• Direction
Output the full listing below exactly as it reads, and skip anything that is a picture.

(Data entries for graphics)
┌──

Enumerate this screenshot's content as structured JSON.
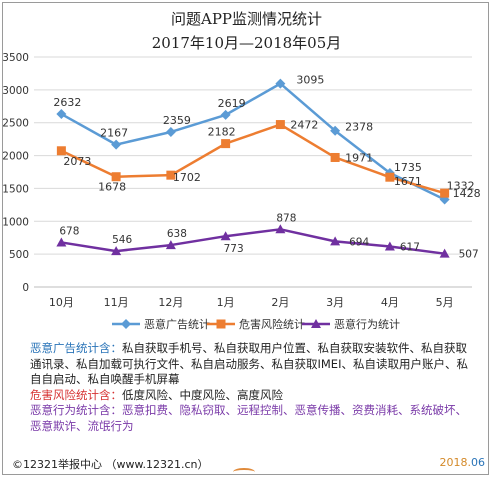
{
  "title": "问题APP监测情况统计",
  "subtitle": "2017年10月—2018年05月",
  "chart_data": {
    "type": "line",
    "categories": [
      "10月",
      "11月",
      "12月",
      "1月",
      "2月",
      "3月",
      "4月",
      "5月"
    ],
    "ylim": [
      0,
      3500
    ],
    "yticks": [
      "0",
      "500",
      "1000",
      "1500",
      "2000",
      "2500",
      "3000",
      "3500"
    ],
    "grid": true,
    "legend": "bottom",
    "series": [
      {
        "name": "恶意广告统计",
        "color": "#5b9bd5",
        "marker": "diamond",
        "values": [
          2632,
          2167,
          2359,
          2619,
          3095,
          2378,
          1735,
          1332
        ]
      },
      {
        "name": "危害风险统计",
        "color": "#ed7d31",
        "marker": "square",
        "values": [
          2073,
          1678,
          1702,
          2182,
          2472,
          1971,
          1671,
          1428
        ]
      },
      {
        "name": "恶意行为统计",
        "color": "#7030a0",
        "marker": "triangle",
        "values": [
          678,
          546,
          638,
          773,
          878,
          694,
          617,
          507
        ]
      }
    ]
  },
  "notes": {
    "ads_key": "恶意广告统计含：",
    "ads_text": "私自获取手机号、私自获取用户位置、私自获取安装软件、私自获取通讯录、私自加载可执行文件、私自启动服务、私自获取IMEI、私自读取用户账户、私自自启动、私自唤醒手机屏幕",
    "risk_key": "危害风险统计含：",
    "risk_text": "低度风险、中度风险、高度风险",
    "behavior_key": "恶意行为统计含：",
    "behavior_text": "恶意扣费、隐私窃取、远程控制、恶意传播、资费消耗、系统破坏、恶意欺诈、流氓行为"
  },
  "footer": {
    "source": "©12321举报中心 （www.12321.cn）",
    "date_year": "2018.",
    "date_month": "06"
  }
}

└──

• Final result
Enumerate this screenshot's content as structured JSON.
{
  "title": "问题APP监测情况统计",
  "subtitle": "2017年10月—2018年05月",
  "chart_data": {
    "type": "line",
    "categories": [
      "10月",
      "11月",
      "12月",
      "1月",
      "2月",
      "3月",
      "4月",
      "5月"
    ],
    "ylim": [
      0,
      3500
    ],
    "yticks": [
      "0",
      "500",
      "1000",
      "1500",
      "2000",
      "2500",
      "3000",
      "3500"
    ],
    "grid": true,
    "legend": "bottom",
    "series": [
      {
        "name": "恶意广告统计",
        "color": "#5b9bd5",
        "marker": "diamond",
        "values": [
          2632,
          2167,
          2359,
          2619,
          3095,
          2378,
          1735,
          1332
        ]
      },
      {
        "name": "危害风险统计",
        "color": "#ed7d31",
        "marker": "square",
        "values": [
          2073,
          1678,
          1702,
          2182,
          2472,
          1971,
          1671,
          1428
        ]
      },
      {
        "name": "恶意行为统计",
        "color": "#7030a0",
        "marker": "triangle",
        "values": [
          678,
          546,
          638,
          773,
          878,
          694,
          617,
          507
        ]
      }
    ]
  },
  "notes": {
    "ads_key": "恶意广告统计含：",
    "ads_text": "私自获取手机号、私自获取用户位置、私自获取安装软件、私自获取通讯录、私自加载可执行文件、私自启动服务、私自获取IMEI、私自读取用户账户、私自自启动、私自唤醒手机屏幕",
    "risk_key": "危害风险统计含：",
    "risk_text": "低度风险、中度风险、高度风险",
    "behavior_key": "恶意行为统计含：",
    "behavior_text": "恶意扣费、隐私窃取、远程控制、恶意传播、资费消耗、系统破坏、恶意欺诈、流氓行为"
  },
  "footer": {
    "source": "©12321举报中心 （www.12321.cn）",
    "date_year": "2018.",
    "date_month": "06"
  }
}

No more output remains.